■ INSTRUCTIONS FOR THE TASK ■
Show each line of the material below that contains the string "elements". Treat uppercase and lowercase letters as different.

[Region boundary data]
######

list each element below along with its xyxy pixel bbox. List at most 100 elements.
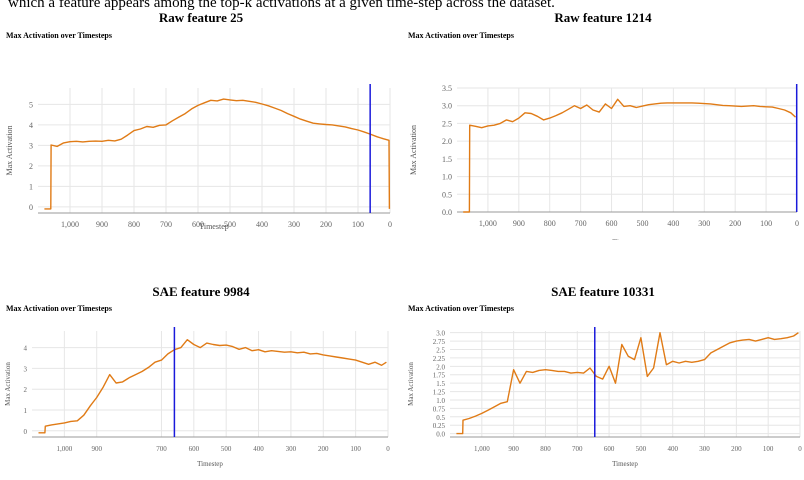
y-tick-label: 1 (29, 182, 33, 191)
x-tick-label: 700 (160, 220, 172, 229)
y-tick-label: 4 (29, 121, 33, 130)
y-tick-label: 1.0 (442, 173, 452, 182)
chart-plot: 0.00.250.50.751.01.251.51.752.02.252.52.… (407, 327, 802, 468)
chart-plot: 0 1 2 3 4 1,000 900 700 600 500 400 300 200 100 0 Times… (4, 327, 390, 468)
y-tick-label: 0.75 (433, 405, 446, 413)
chart-panel-2: Raw feature 1214 Max Activation over Tim… (402, 0, 804, 240)
chart-panel-4: SAE feature 10331 Max Activation over Ti… (402, 240, 804, 480)
x-tick-label: 300 (288, 220, 300, 229)
x-axis-label: Timestep (197, 460, 223, 468)
y-tick-label: 2.5 (442, 119, 452, 128)
chart-panel-1: Raw feature 25 Max Activation over Times… (0, 0, 402, 240)
x-tick-label: 500 (224, 220, 236, 229)
x-tick-label: 400 (253, 445, 264, 453)
x-tick-label: 1,000 (479, 219, 497, 228)
y-tick-label: 3.0 (442, 102, 452, 111)
x-tick-label: 900 (91, 445, 102, 453)
x-tick-label: 500 (221, 445, 232, 453)
chart-panel-3: SAE feature 9984 Max Activation over Tim… (0, 240, 402, 480)
y-tick-label: 2.25 (433, 355, 446, 363)
x-tick-label: 300 (698, 219, 710, 228)
x-tick-label: 100 (352, 220, 364, 229)
chart-title: SAE feature 9984 (152, 284, 250, 299)
y-tick-label: 0 (24, 428, 28, 436)
y-axis-label: Max Activation (5, 126, 14, 176)
y-tick-label: 2.0 (436, 363, 445, 371)
y-tick-label: 3.0 (436, 330, 445, 338)
x-tick-label: 0 (798, 445, 802, 453)
x-tick-label: 700 (575, 219, 587, 228)
x-tick-label: 600 (604, 445, 615, 453)
y-tick-label: 2 (29, 162, 33, 171)
x-tick-label: 400 (667, 445, 678, 453)
y-tick-label: 1.5 (436, 380, 445, 388)
y-tick-label: 2 (24, 386, 28, 394)
x-tick-label: 600 (606, 219, 618, 228)
x-axis-label: Timestep (199, 222, 229, 231)
x-tick-label: 300 (286, 445, 297, 453)
y-axis-label: Max Activation (407, 362, 415, 406)
x-tick-label: 600 (192, 220, 204, 229)
y-tick-label: 0 (29, 203, 33, 212)
y-tick-label: 3 (24, 365, 28, 373)
y-tick-label: 0.25 (433, 422, 446, 430)
x-tick-label: 600 (189, 445, 200, 453)
y-tick-label: 0.5 (442, 190, 452, 199)
y-tick-label: 2.75 (433, 338, 446, 346)
chart-subtitle: Max Activation over Timesteps (6, 304, 112, 313)
x-tick-label: 1,000 (61, 220, 79, 229)
x-tick-label: 0 (795, 219, 799, 228)
y-tick-label: 2.0 (442, 137, 452, 146)
x-tick-label: 100 (350, 445, 361, 453)
x-tick-label: 1,000 (56, 445, 72, 453)
y-axis-label: Max Activation (409, 125, 418, 175)
chart-title: Raw feature 25 (158, 10, 244, 25)
x-tick-label: 200 (318, 445, 329, 453)
x-tick-label: 500 (636, 219, 648, 228)
series-line (44, 98, 391, 210)
y-tick-label: 0.0 (436, 431, 445, 439)
y-tick-label: 1.75 (433, 372, 446, 380)
x-tick-label: 100 (760, 219, 772, 228)
y-tick-label: 4 (24, 345, 28, 353)
x-tick-label: 300 (699, 445, 710, 453)
x-tick-label: 900 (513, 219, 525, 228)
x-tick-label: 700 (572, 445, 583, 453)
series-line (463, 98, 796, 213)
x-tick-label: 200 (729, 219, 741, 228)
chart-subtitle: Max Activation over Timesteps (408, 31, 514, 40)
series-line (456, 331, 799, 435)
chart-subtitle: Max Activation over Timesteps (408, 304, 514, 313)
chart-plot: 0.0 0.5 1.0 1.5 2.0 2.5 3.0 3.5 1,000 900 800 700 60… (409, 84, 799, 240)
x-tick-label: 900 (96, 220, 108, 229)
x-tick-label: 200 (731, 445, 742, 453)
chart-title: SAE feature 10331 (551, 284, 655, 299)
y-tick-label: 0.0 (442, 208, 452, 217)
chart-title: Raw feature 1214 (554, 10, 652, 25)
x-tick-label: 200 (320, 220, 332, 229)
y-tick-label: 0.5 (436, 414, 445, 422)
y-tick-label: 5 (29, 100, 33, 109)
x-tick-label: 400 (667, 219, 679, 228)
x-axis-label: Timestep (612, 460, 638, 468)
y-tick-label: 1.5 (442, 155, 452, 164)
x-tick-label: 800 (540, 445, 551, 453)
y-tick-label: 3 (29, 141, 33, 150)
y-tick-label: 2.5 (436, 347, 445, 355)
x-tick-label: 400 (256, 220, 268, 229)
x-axis-label: Timestep (612, 238, 642, 240)
y-tick-label: 1.25 (433, 389, 446, 397)
x-tick-label: 500 (636, 445, 647, 453)
x-tick-label: 1,000 (474, 445, 490, 453)
x-tick-label: 0 (388, 220, 392, 229)
y-axis-label: Max Activation (4, 362, 12, 406)
y-tick-label: 3.5 (442, 84, 452, 93)
x-tick-label: 0 (386, 445, 390, 453)
x-tick-label: 800 (544, 219, 556, 228)
chart-plot: 0 1 2 3 4 5 1,000 900 800 700 600 500 400 300 200 100 0 T… (5, 84, 392, 231)
series-line (38, 338, 387, 434)
x-tick-label: 800 (128, 220, 140, 229)
chart-subtitle: Max Activation over Timesteps (6, 31, 112, 40)
y-tick-label: 1 (24, 407, 28, 415)
x-tick-label: 100 (763, 445, 774, 453)
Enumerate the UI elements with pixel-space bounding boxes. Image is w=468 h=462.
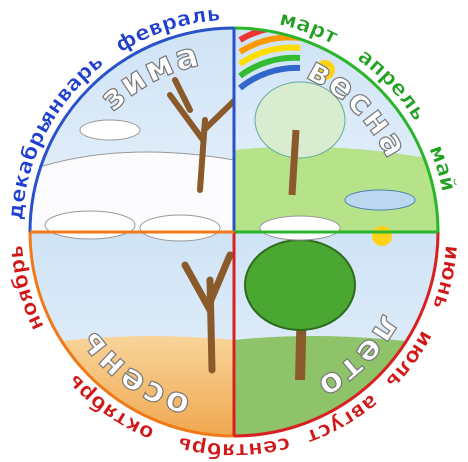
seasons-wheel: декабрьянварьфевральмартапрельмайиюньиюл… (0, 0, 468, 462)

######

■ OUTPUT FOR THIS TASK ■
list each element below along with its xyxy pixel bbox. List at most 100 elements.
Enumerate the UI elements with pixel-space bounding boxes. Image is w=468 h=462.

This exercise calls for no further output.